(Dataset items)

○ ○ ○ ○ ○

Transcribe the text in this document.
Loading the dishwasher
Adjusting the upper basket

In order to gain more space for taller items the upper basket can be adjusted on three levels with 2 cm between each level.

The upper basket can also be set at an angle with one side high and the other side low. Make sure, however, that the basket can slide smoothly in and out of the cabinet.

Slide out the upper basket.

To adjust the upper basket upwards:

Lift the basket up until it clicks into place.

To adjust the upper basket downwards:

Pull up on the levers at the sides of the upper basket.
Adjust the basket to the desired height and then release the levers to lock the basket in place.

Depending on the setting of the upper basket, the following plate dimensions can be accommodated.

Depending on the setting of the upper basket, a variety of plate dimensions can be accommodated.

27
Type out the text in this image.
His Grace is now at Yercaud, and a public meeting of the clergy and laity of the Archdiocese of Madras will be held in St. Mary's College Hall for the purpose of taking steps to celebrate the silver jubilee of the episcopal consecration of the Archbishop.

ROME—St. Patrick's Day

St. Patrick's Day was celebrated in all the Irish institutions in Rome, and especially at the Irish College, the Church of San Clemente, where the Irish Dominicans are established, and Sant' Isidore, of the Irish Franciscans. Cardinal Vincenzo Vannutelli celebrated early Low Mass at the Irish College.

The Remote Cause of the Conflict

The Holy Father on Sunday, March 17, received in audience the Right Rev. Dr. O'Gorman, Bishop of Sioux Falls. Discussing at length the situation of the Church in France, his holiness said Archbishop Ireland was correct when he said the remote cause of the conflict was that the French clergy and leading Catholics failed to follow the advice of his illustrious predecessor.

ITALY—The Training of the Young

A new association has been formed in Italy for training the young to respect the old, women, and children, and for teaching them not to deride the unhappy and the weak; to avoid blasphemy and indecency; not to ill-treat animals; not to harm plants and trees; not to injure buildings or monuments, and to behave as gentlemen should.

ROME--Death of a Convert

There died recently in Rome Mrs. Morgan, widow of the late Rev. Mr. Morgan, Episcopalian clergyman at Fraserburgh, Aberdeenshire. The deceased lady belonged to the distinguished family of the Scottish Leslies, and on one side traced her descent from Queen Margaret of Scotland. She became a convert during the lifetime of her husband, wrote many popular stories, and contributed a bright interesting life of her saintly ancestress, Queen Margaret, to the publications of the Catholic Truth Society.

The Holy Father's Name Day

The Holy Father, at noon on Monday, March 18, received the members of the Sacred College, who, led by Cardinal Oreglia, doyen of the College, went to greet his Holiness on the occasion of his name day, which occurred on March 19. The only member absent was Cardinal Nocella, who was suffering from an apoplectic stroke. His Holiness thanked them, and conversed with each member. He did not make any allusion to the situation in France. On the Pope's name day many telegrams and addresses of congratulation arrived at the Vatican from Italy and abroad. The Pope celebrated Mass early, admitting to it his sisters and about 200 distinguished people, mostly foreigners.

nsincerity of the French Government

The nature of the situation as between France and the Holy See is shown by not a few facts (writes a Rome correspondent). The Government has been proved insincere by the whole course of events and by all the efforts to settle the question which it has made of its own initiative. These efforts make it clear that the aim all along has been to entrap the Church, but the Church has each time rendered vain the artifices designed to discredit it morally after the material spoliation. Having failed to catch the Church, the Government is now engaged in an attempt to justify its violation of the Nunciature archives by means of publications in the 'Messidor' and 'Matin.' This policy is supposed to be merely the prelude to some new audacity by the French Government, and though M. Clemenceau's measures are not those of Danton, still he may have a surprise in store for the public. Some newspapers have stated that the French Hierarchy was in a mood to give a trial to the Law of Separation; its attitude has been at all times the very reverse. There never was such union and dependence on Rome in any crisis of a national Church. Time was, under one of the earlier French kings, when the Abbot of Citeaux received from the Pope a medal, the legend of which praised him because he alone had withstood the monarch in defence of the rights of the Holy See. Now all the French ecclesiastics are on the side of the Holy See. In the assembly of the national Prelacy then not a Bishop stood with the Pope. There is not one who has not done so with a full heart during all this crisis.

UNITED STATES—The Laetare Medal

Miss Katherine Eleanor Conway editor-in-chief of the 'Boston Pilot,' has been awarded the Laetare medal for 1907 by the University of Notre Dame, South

○ ○ ○ ○ ○

* [Stated task]: Give back all the data exactly as written.

* [In response]:
Transcribe the text in this document.
Loading the dishwasher
Adjusting the upper basket

In order to gain more space for taller items the upper basket can be adjusted on three levels with 2 cm between each level.

The upper basket can also be set at an angle with one side high and the other side low. Make sure, however, that the basket can slide smoothly in and out of the cabinet.

Slide out the upper basket.

To adjust the upper basket upwards:

Lift the basket up until it clicks into place.

To adjust the upper basket downwards:

Pull up on the levers at the sides of the upper basket.
Adjust the basket to the desired height and then release the levers to lock the basket in place.

Depending on the setting of the upper basket, the following plate dimensions can be accommodated.

Depending on the setting of the upper basket, a variety of plate dimensions can be accommodated.

27
Type out the text in this image.
His Grace is now at Yercaud, and a public meeting of the clergy and laity of the Archdiocese of Madras will be held in St. Mary's College Hall for the purpose of taking steps to celebrate the silver jubilee of the episcopal consecration of the Archbishop.

ROME—St. Patrick's Day

St. Patrick's Day was celebrated in all the Irish institutions in Rome, and especially at the Irish College, the Church of San Clemente, where the Irish Dominicans are established, and Sant' Isidore, of the Irish Franciscans. Cardinal Vincenzo Vannutelli celebrated early Low Mass at the Irish College.

The Remote Cause of the Conflict

The Holy Father on Sunday, March 17, received in audience the Right Rev. Dr. O'Gorman, Bishop of Sioux Falls. Discussing at length the situation of the Church in France, his holiness said Archbishop Ireland was correct when he said the remote cause of the conflict was that the French clergy and leading Catholics failed to follow the advice of his illustrious predecessor.

ITALY—The Training of the Young

A new association has been formed in Italy for training the young to respect the old, women, and children, and for teaching them not to deride the unhappy and the weak; to avoid blasphemy and indecency; not to ill-treat animals; not to harm plants and trees; not to injure buildings or monuments, and to behave as gentlemen should.

ROME--Death of a Convert

There died recently in Rome Mrs. Morgan, widow of the late Rev. Mr. Morgan, Episcopalian clergyman at Fraserburgh, Aberdeenshire. The deceased lady belonged to the distinguished family of the Scottish Leslies, and on one side traced her descent from Queen Margaret of Scotland. She became a convert during the lifetime of her husband, wrote many popular stories, and contributed a bright interesting life of her saintly ancestress, Queen Margaret, to the publications of the Catholic Truth Society.

The Holy Father's Name Day

The Holy Father, at noon on Monday, March 18, received the members of the Sacred College, who, led by Cardinal Oreglia, doyen of the College, went to greet his Holiness on the occasion of his name day, which occurred on March 19. The only member absent was Cardinal Nocella, who was suffering from an apoplectic stroke. His Holiness thanked them, and conversed with each member. He did not make any allusion to the situation in France. On the Pope's name day many telegrams and addresses of congratulation arrived at the Vatican from Italy and abroad. The Pope celebrated Mass early, admitting to it his sisters and about 200 distinguished people, mostly foreigners.

nsincerity of the French Government

The nature of the situation as between France and the Holy See is shown by not a few facts (writes a Rome correspondent). The Government has been proved insincere by the whole course of events and by all the efforts to settle the question which it has made of its own initiative. These efforts make it clear that the aim all along has been to entrap the Church, but the Church has each time rendered vain the artifices designed to discredit it morally after the material spoliation. Having failed to catch the Church, the Government is now engaged in an attempt to justify its violation of the Nunciature archives by means of publications in the 'Messidor' and 'Matin.' This policy is supposed to be merely the prelude to some new audacity by the French Government, and though M. Clemenceau's measures are not those of Danton, still he may have a surprise in store for the public. Some newspapers have stated that the French Hierarchy was in a mood to give a trial to the Law of Separation; its attitude has been at all times the very reverse. There never was such union and dependence on Rome in any crisis of a national Church. Time was, under one of the earlier French kings, when the Abbot of Citeaux received from the Pope a medal, the legend of which praised him because he alone had withstood the monarch in defence of the rights of the Holy See. Now all the French ecclesiastics are on the side of the Holy See. In the assembly of the national Prelacy then not a Bishop stood with the Pope. There is not one who has not done so with a full heart during all this crisis.

UNITED STATES—The Laetare Medal

Miss Katherine Eleanor Conway editor-in-chief of the 'Boston Pilot,' has been awarded the Laetare medal for 1907 by the University of Notre Dame, South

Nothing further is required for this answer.